--- begin ---

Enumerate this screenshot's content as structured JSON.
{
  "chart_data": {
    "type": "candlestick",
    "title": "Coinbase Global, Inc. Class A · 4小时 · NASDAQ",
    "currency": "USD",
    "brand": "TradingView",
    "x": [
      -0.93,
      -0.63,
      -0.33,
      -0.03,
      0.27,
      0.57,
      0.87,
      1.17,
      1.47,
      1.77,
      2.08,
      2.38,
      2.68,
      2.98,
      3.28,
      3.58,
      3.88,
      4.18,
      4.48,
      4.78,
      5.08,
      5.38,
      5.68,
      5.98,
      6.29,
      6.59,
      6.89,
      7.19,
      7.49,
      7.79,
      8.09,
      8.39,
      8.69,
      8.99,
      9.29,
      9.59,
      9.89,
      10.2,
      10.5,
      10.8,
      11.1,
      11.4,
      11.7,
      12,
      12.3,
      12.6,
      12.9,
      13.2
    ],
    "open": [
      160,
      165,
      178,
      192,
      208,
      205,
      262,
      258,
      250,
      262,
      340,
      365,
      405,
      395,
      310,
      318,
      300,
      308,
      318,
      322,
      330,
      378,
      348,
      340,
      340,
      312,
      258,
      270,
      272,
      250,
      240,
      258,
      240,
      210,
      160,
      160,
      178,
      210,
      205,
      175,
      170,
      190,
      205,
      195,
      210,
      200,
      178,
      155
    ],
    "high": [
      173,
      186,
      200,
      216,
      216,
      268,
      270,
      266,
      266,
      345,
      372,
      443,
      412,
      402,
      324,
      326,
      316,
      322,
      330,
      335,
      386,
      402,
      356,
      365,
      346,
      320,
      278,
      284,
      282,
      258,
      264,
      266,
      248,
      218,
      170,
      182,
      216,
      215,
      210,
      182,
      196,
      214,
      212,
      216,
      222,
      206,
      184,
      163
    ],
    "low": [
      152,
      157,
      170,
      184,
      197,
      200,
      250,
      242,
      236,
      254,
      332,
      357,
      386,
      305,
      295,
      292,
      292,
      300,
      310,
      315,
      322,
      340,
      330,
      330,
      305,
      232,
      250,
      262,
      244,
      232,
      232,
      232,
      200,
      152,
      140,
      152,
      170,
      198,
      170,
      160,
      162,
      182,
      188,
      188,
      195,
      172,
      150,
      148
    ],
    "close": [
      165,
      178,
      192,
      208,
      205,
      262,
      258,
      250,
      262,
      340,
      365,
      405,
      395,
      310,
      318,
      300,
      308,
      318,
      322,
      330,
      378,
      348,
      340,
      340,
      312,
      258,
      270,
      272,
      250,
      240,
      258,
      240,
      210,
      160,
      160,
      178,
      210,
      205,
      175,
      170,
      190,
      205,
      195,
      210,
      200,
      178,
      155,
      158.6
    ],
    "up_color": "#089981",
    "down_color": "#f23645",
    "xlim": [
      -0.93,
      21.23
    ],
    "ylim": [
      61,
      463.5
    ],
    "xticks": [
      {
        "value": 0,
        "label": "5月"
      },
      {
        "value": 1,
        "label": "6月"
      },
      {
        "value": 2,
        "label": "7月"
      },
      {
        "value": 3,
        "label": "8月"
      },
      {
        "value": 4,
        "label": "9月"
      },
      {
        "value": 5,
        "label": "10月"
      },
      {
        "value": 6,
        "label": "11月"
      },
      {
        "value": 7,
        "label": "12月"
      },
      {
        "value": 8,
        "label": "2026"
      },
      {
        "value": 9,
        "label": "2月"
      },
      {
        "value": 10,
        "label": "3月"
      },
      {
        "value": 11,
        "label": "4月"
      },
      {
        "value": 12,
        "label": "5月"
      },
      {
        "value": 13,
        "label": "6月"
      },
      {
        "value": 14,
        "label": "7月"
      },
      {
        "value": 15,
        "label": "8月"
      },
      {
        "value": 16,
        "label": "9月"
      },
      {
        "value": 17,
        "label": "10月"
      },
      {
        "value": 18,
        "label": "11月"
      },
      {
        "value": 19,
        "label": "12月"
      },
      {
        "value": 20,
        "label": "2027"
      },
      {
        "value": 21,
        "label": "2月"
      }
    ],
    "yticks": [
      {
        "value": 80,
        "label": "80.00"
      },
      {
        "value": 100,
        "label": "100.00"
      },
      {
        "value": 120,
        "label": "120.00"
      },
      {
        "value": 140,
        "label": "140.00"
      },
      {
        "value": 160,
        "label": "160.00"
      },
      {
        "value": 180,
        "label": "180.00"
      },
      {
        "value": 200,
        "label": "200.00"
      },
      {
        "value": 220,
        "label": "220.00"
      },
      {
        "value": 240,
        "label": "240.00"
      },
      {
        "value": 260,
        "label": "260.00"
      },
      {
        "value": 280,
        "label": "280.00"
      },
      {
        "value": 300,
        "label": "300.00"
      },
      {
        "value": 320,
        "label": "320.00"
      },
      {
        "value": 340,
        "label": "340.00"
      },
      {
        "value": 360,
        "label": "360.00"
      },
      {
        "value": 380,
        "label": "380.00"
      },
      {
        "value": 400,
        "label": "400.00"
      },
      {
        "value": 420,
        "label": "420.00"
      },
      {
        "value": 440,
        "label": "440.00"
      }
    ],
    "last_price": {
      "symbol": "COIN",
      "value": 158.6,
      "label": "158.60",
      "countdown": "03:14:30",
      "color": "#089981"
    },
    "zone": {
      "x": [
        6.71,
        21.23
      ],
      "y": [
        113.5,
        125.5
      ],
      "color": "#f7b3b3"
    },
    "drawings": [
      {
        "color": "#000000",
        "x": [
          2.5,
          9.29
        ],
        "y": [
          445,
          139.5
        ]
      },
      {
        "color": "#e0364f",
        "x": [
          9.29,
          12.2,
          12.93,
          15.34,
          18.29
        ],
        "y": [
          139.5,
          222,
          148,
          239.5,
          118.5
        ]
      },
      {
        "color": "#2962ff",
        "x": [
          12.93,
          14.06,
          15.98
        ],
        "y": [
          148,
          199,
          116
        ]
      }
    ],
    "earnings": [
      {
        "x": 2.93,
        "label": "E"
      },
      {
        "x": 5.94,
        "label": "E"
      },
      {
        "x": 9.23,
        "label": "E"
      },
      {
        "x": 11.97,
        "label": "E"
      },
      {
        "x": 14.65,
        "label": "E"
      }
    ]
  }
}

--- end ---

### WORK TO COMPLETE
From the records above, please extract every line and repeat it exactly.

### SOLUTION FOR THIS PROBLEM
Enumerate this screenshot's content as structured JSON.
{
  "chart_data": {
    "type": "candlestick",
    "title": "Coinbase Global, Inc. Class A · 4小时 · NASDAQ",
    "currency": "USD",
    "brand": "TradingView",
    "x": [
      -0.93,
      -0.63,
      -0.33,
      -0.03,
      0.27,
      0.57,
      0.87,
      1.17,
      1.47,
      1.77,
      2.08,
      2.38,
      2.68,
      2.98,
      3.28,
      3.58,
      3.88,
      4.18,
      4.48,
      4.78,
      5.08,
      5.38,
      5.68,
      5.98,
      6.29,
      6.59,
      6.89,
      7.19,
      7.49,
      7.79,
      8.09,
      8.39,
      8.69,
      8.99,
      9.29,
      9.59,
      9.89,
      10.2,
      10.5,
      10.8,
      11.1,
      11.4,
      11.7,
      12,
      12.3,
      12.6,
      12.9,
      13.2
    ],
    "open": [
      160,
      165,
      178,
      192,
      208,
      205,
      262,
      258,
      250,
      262,
      340,
      365,
      405,
      395,
      310,
      318,
      300,
      308,
      318,
      322,
      330,
      378,
      348,
      340,
      340,
      312,
      258,
      270,
      272,
      250,
      240,
      258,
      240,
      210,
      160,
      160,
      178,
      210,
      205,
      175,
      170,
      190,
      205,
      195,
      210,
      200,
      178,
      155
    ],
    "high": [
      173,
      186,
      200,
      216,
      216,
      268,
      270,
      266,
      266,
      345,
      372,
      443,
      412,
      402,
      324,
      326,
      316,
      322,
      330,
      335,
      386,
      402,
      356,
      365,
      346,
      320,
      278,
      284,
      282,
      258,
      264,
      266,
      248,
      218,
      170,
      182,
      216,
      215,
      210,
      182,
      196,
      214,
      212,
      216,
      222,
      206,
      184,
      163
    ],
    "low": [
      152,
      157,
      170,
      184,
      197,
      200,
      250,
      242,
      236,
      254,
      332,
      357,
      386,
      305,
      295,
      292,
      292,
      300,
      310,
      315,
      322,
      340,
      330,
      330,
      305,
      232,
      250,
      262,
      244,
      232,
      232,
      232,
      200,
      152,
      140,
      152,
      170,
      198,
      170,
      160,
      162,
      182,
      188,
      188,
      195,
      172,
      150,
      148
    ],
    "close": [
      165,
      178,
      192,
      208,
      205,
      262,
      258,
      250,
      262,
      340,
      365,
      405,
      395,
      310,
      318,
      300,
      308,
      318,
      322,
      330,
      378,
      348,
      340,
      340,
      312,
      258,
      270,
      272,
      250,
      240,
      258,
      240,
      210,
      160,
      160,
      178,
      210,
      205,
      175,
      170,
      190,
      205,
      195,
      210,
      200,
      178,
      155,
      158.6
    ],
    "up_color": "#089981",
    "down_color": "#f23645",
    "xlim": [
      -0.93,
      21.23
    ],
    "ylim": [
      61,
      463.5
    ],
    "xticks": [
      {
        "value": 0,
        "label": "5月"
      },
      {
        "value": 1,
        "label": "6月"
      },
      {
        "value": 2,
        "label": "7月"
      },
      {
        "value": 3,
        "label": "8月"
      },
      {
        "value": 4,
        "label": "9月"
      },
      {
        "value": 5,
        "label": "10月"
      },
      {
        "value": 6,
        "label": "11月"
      },
      {
        "value": 7,
        "label": "12月"
      },
      {
        "value": 8,
        "label": "2026"
      },
      {
        "value": 9,
        "label": "2月"
      },
      {
        "value": 10,
        "label": "3月"
      },
      {
        "value": 11,
        "label": "4月"
      },
      {
        "value": 12,
        "label": "5月"
      },
      {
        "value": 13,
        "label": "6月"
      },
      {
        "value": 14,
        "label": "7月"
      },
      {
        "value": 15,
        "label": "8月"
      },
      {
        "value": 16,
        "label": "9月"
      },
      {
        "value": 17,
        "label": "10月"
      },
      {
        "value": 18,
        "label": "11月"
      },
      {
        "value": 19,
        "label": "12月"
      },
      {
        "value": 20,
        "label": "2027"
      },
      {
        "value": 21,
        "label": "2月"
      }
    ],
    "yticks": [
      {
        "value": 80,
        "label": "80.00"
      },
      {
        "value": 100,
        "label": "100.00"
      },
      {
        "value": 120,
        "label": "120.00"
      },
      {
        "value": 140,
        "label": "140.00"
      },
      {
        "value": 160,
        "label": "160.00"
      },
      {
        "value": 180,
        "label": "180.00"
      },
      {
        "value": 200,
        "label": "200.00"
      },
      {
        "value": 220,
        "label": "220.00"
      },
      {
        "value": 240,
        "label": "240.00"
      },
      {
        "value": 260,
        "label": "260.00"
      },
      {
        "value": 280,
        "label": "280.00"
      },
      {
        "value": 300,
        "label": "300.00"
      },
      {
        "value": 320,
        "label": "320.00"
      },
      {
        "value": 340,
        "label": "340.00"
      },
      {
        "value": 360,
        "label": "360.00"
      },
      {
        "value": 380,
        "label": "380.00"
      },
      {
        "value": 400,
        "label": "400.00"
      },
      {
        "value": 420,
        "label": "420.00"
      },
      {
        "value": 440,
        "label": "440.00"
      }
    ],
    "last_price": {
      "symbol": "COIN",
      "value": 158.6,
      "label": "158.60",
      "countdown": "03:14:30",
      "color": "#089981"
    },
    "zone": {
      "x": [
        6.71,
        21.23
      ],
      "y": [
        113.5,
        125.5
      ],
      "color": "#f7b3b3"
    },
    "drawings": [
      {
        "color": "#000000",
        "x": [
          2.5,
          9.29
        ],
        "y": [
          445,
          139.5
        ]
      },
      {
        "color": "#e0364f",
        "x": [
          9.29,
          12.2,
          12.93,
          15.34,
          18.29
        ],
        "y": [
          139.5,
          222,
          148,
          239.5,
          118.5
        ]
      },
      {
        "color": "#2962ff",
        "x": [
          12.93,
          14.06,
          15.98
        ],
        "y": [
          148,
          199,
          116
        ]
      }
    ],
    "earnings": [
      {
        "x": 2.93,
        "label": "E"
      },
      {
        "x": 5.94,
        "label": "E"
      },
      {
        "x": 9.23,
        "label": "E"
      },
      {
        "x": 11.97,
        "label": "E"
      },
      {
        "x": 14.65,
        "label": "E"
      }
    ]
  }
}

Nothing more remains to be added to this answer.